Exercise:
Each line of the material below that holds the word "name" needs to be copied.

[Some records]
==*==

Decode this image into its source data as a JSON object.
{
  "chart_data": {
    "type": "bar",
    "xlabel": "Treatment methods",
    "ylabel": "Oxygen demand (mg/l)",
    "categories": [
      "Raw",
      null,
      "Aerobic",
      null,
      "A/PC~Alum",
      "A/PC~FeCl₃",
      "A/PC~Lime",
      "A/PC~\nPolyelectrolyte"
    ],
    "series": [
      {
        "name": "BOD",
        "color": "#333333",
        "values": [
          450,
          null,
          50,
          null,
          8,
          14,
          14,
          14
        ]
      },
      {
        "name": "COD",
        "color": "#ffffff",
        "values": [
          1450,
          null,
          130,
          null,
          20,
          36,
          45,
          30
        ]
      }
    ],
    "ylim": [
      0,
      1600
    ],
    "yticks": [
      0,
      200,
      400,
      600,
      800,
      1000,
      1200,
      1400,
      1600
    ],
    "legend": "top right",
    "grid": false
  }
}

==*==

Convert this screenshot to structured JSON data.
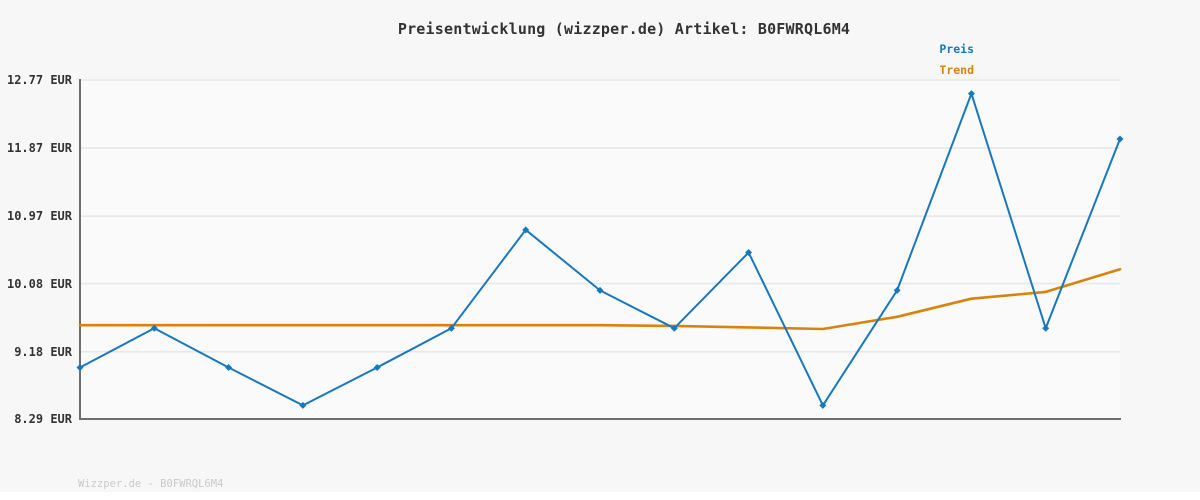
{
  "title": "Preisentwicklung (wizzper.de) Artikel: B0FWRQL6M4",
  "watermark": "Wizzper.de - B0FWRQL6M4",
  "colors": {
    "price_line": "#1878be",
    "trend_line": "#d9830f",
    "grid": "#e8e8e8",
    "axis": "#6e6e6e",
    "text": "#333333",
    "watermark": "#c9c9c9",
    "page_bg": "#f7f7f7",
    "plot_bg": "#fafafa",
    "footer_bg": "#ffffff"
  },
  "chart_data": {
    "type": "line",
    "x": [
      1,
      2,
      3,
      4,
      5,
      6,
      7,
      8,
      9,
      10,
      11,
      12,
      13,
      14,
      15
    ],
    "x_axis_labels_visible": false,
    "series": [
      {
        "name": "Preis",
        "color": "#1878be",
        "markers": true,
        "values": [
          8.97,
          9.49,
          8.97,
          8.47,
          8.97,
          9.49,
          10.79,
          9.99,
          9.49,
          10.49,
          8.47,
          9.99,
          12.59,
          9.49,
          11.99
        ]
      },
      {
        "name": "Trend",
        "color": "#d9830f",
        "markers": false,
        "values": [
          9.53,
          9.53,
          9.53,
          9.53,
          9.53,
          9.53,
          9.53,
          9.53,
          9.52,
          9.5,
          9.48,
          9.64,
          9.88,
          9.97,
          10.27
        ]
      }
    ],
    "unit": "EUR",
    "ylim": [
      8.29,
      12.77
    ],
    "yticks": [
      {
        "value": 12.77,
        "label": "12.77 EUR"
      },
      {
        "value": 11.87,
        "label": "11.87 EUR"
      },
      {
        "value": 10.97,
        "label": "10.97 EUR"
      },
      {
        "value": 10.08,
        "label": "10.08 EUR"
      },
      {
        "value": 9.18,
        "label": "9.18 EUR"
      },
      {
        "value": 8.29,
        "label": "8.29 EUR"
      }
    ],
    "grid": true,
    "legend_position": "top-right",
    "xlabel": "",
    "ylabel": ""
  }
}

==*==

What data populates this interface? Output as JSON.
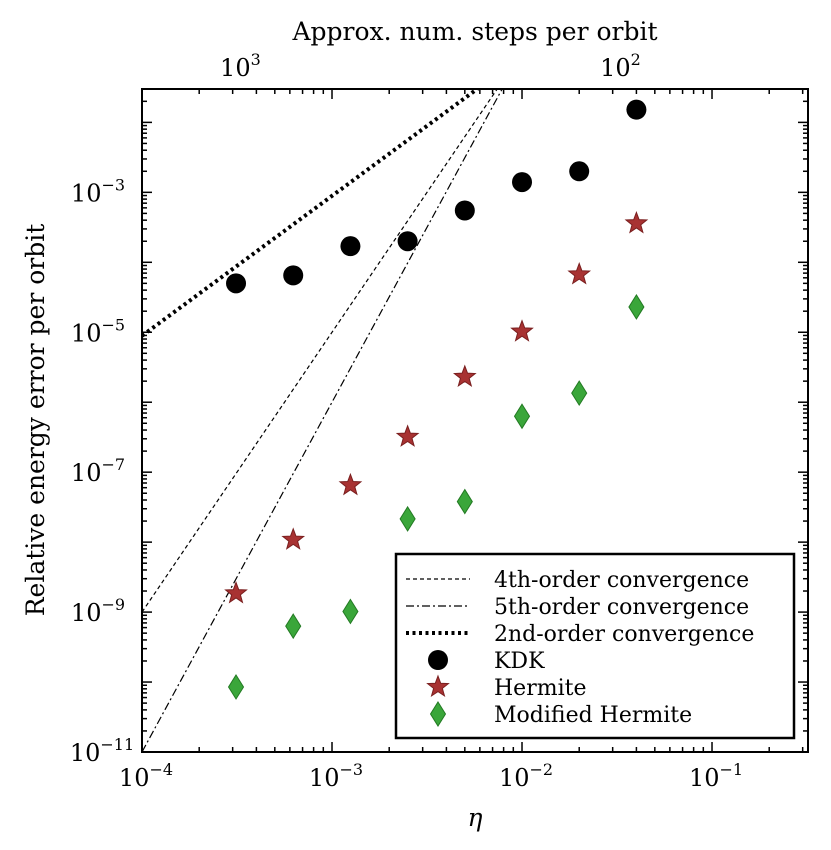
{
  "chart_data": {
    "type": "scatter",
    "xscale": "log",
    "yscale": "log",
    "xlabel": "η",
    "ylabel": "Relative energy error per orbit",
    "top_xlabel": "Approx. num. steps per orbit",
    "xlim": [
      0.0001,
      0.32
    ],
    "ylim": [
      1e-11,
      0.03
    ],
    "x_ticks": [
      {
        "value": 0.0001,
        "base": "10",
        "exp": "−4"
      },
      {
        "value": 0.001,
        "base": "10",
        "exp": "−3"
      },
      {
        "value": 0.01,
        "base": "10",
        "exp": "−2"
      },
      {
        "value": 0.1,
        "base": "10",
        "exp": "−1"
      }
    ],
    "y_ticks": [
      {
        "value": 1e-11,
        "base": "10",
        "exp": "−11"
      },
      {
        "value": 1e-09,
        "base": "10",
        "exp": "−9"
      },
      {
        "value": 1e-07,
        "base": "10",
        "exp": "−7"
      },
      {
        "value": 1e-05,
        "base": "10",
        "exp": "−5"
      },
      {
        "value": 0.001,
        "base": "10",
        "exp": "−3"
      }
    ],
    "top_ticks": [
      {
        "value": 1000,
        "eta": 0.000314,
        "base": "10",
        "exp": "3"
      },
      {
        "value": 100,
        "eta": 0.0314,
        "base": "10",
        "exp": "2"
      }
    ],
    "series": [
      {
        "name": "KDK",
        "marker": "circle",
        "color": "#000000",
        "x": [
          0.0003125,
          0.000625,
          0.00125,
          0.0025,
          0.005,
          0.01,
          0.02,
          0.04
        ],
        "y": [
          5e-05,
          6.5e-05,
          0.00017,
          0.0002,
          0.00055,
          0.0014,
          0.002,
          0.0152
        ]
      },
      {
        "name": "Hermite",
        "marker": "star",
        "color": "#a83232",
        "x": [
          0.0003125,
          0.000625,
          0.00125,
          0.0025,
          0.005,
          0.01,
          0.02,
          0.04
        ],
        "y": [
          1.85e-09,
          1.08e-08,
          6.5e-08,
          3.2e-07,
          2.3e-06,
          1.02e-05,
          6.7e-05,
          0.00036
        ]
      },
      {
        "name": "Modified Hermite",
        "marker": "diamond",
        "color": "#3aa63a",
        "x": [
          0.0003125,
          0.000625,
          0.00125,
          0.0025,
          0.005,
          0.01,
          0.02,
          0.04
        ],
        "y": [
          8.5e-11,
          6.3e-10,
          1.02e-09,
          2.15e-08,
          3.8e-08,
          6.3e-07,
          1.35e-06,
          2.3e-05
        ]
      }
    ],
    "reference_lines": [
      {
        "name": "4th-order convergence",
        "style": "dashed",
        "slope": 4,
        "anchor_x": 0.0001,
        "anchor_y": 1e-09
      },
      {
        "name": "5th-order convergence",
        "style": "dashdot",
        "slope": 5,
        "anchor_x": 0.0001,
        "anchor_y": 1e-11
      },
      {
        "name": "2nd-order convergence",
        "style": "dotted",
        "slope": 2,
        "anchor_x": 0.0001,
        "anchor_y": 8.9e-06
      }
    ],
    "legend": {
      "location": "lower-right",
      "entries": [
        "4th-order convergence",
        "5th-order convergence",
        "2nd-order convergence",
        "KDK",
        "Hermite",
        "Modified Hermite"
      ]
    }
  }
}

==*==

The output:
        "name": "BOD",
        "name": "COD",
        "name": "Preis",
        "name": "Trend",
        "name": "KDK",
        "name": "Hermite",
        "name": "Modified Hermite",
        "name": "4th-order convergence",
        "name": "5th-order convergence",
        "name": "2nd-order convergence",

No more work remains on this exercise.